Copy every entry below word for word, leaving out the pictures.
##### Stored data
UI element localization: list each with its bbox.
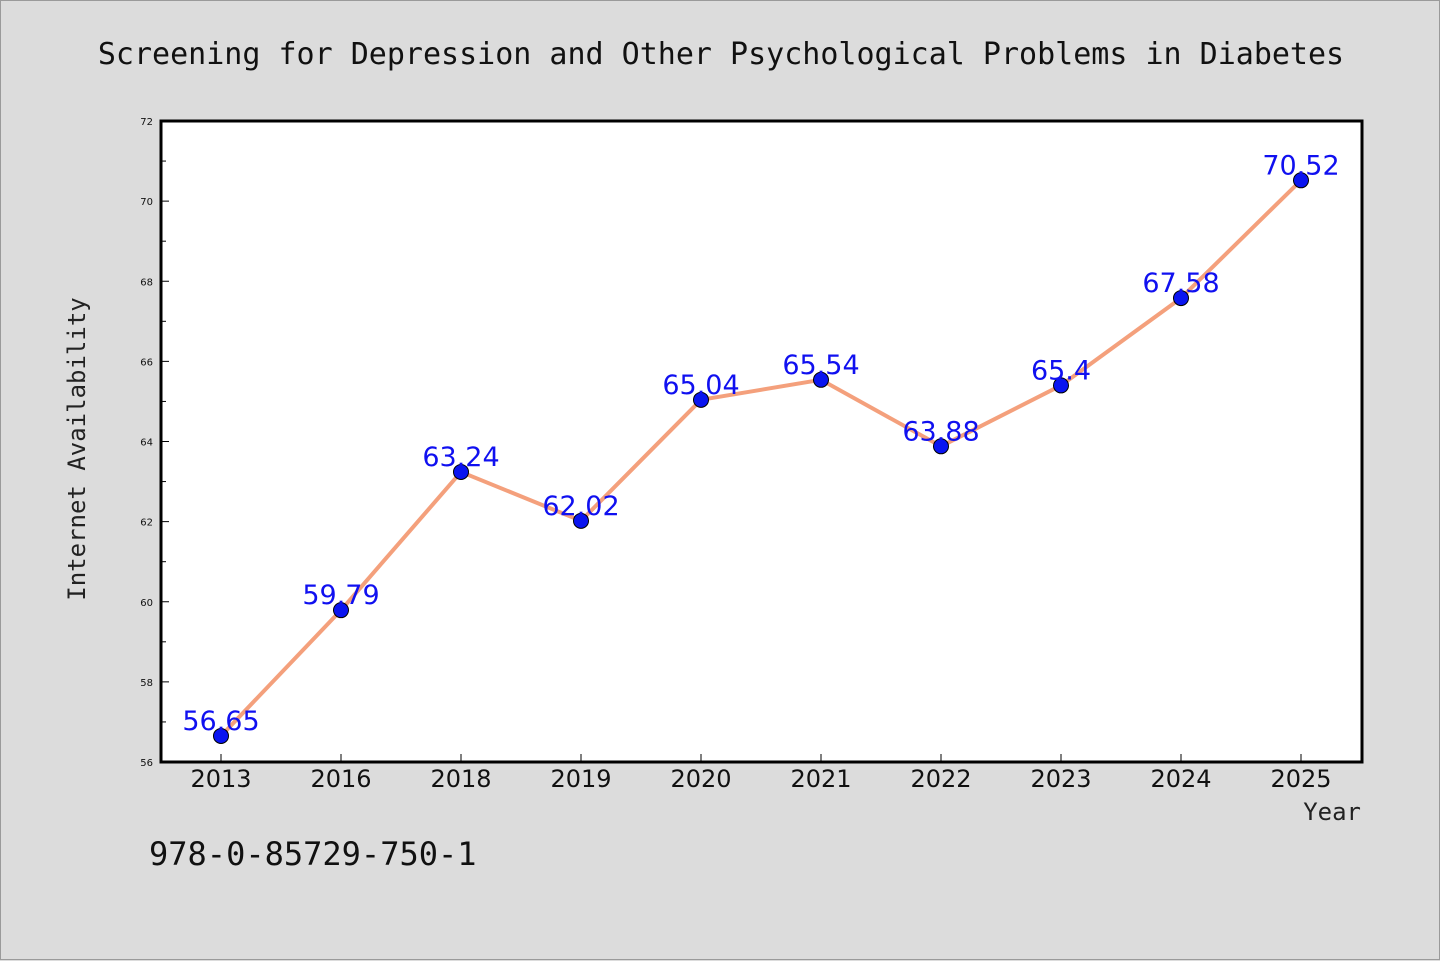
x-tick-label: 2016 <box>310 765 371 793</box>
y-tick-label: 68 <box>140 277 153 288</box>
y-tick-label: 62 <box>140 518 153 529</box>
x-tick-label: 2022 <box>910 765 971 793</box>
x-axis: 2013 2016 2018 2019 2020 2021 2022 2023 2024 2025 <box>190 754 1332 793</box>
data-point <box>1173 290 1189 307</box>
data-point <box>453 463 469 480</box>
x-tick-label: 2018 <box>430 765 491 793</box>
plot-area <box>159 119 1364 764</box>
x-tick-label: 2025 <box>1270 765 1331 793</box>
y-tick-label: 66 <box>140 357 153 368</box>
data-label: 63.88 <box>902 416 979 447</box>
y-tick-label: 60 <box>140 598 153 609</box>
x-tick-label: 2021 <box>790 765 851 793</box>
data-label: 63.24 <box>422 442 499 473</box>
x-tick-label: 2024 <box>1150 765 1211 793</box>
data-point <box>1053 377 1069 394</box>
data-label: 70.52 <box>1262 150 1339 181</box>
x-tick-label: 2013 <box>190 765 251 793</box>
data-point <box>693 391 709 408</box>
data-point <box>933 438 949 455</box>
data-label: 59.79 <box>302 580 379 611</box>
footer-isbn: 978-0-85729-750-1 <box>149 835 477 873</box>
data-label: 65.54 <box>782 350 859 381</box>
data-point <box>573 512 589 529</box>
data-point <box>213 727 229 744</box>
x-tick-label: 2020 <box>670 765 731 793</box>
data-label: 62.02 <box>542 491 619 522</box>
chart-title: Screening for Depression and Other Psych… <box>98 37 1344 72</box>
data-point <box>333 602 349 619</box>
data-point <box>813 371 829 388</box>
data-label: 65.04 <box>662 370 739 401</box>
series-layer: 56.65 59.79 63.24 62.02 65.04 65.54 63.88 65.4 6… <box>182 150 1340 744</box>
x-axis-title: Year <box>1303 798 1361 826</box>
data-label: 56.65 <box>182 706 259 737</box>
y-tick-label: 64 <box>140 438 153 449</box>
y-axis: 56 58 60 62 64 66 68 70 72 <box>140 117 169 769</box>
x-tick-label: 2019 <box>550 765 611 793</box>
series-line <box>219 178 1303 738</box>
data-label: 65.4 <box>1031 355 1091 386</box>
y-tick-label: 70 <box>140 197 153 208</box>
y-axis-title: Internet Availability <box>63 297 91 600</box>
data-point <box>1293 172 1309 189</box>
x-tick-label: 2023 <box>1030 765 1091 793</box>
y-tick-label: 56 <box>140 758 153 769</box>
y-tick-label: 72 <box>140 117 153 128</box>
data-label: 67.58 <box>1142 268 1219 299</box>
y-tick-label: 58 <box>140 678 153 689</box>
##########
Answer to this task
UI element localization: list each with its bbox.
x-tick-label: 2016 <box>310 765 371 793</box>
y-tick-label: 68 <box>140 277 153 288</box>
y-tick-label: 62 <box>140 518 153 529</box>
x-tick-label: 2022 <box>910 765 971 793</box>
x-axis: 2013 2016 2018 2019 2020 2021 2022 2023 2024 2025 <box>190 754 1332 793</box>
data-point <box>1173 290 1189 307</box>
data-point <box>453 463 469 480</box>
x-tick-label: 2018 <box>430 765 491 793</box>
plot-area <box>159 119 1364 764</box>
x-tick-label: 2025 <box>1270 765 1331 793</box>
y-tick-label: 66 <box>140 357 153 368</box>
data-label: 63.88 <box>902 416 979 447</box>
y-tick-label: 60 <box>140 598 153 609</box>
x-tick-label: 2021 <box>790 765 851 793</box>
data-label: 63.24 <box>422 442 499 473</box>
x-tick-label: 2024 <box>1150 765 1211 793</box>
data-point <box>1053 377 1069 394</box>
data-label: 70.52 <box>1262 150 1339 181</box>
x-tick-label: 2013 <box>190 765 251 793</box>
data-point <box>693 391 709 408</box>
data-point <box>933 438 949 455</box>
data-label: 59.79 <box>302 580 379 611</box>
footer-isbn: 978-0-85729-750-1 <box>149 835 477 873</box>
data-label: 65.54 <box>782 350 859 381</box>
data-point <box>573 512 589 529</box>
data-point <box>213 727 229 744</box>
x-tick-label: 2020 <box>670 765 731 793</box>
data-label: 62.02 <box>542 491 619 522</box>
chart-title: Screening for Depression and Other Psych… <box>98 37 1344 72</box>
data-point <box>333 602 349 619</box>
data-point <box>813 371 829 388</box>
data-label: 65.04 <box>662 370 739 401</box>
series-layer: 56.65 59.79 63.24 62.02 65.04 65.54 63.88 65.4 6… <box>182 150 1340 744</box>
x-axis-title: Year <box>1303 798 1361 826</box>
data-label: 56.65 <box>182 706 259 737</box>
y-tick-label: 64 <box>140 438 153 449</box>
y-axis: 56 58 60 62 64 66 68 70 72 <box>140 117 169 769</box>
x-tick-label: 2019 <box>550 765 611 793</box>
series-line <box>219 178 1303 738</box>
data-label: 65.4 <box>1031 355 1091 386</box>
y-tick-label: 70 <box>140 197 153 208</box>
y-axis-title: Internet Availability <box>63 297 91 600</box>
data-point <box>1293 172 1309 189</box>
x-tick-label: 2023 <box>1030 765 1091 793</box>
y-tick-label: 56 <box>140 758 153 769</box>
y-tick-label: 72 <box>140 117 153 128</box>
data-label: 67.58 <box>1142 268 1219 299</box>
y-tick-label: 58 <box>140 678 153 689</box>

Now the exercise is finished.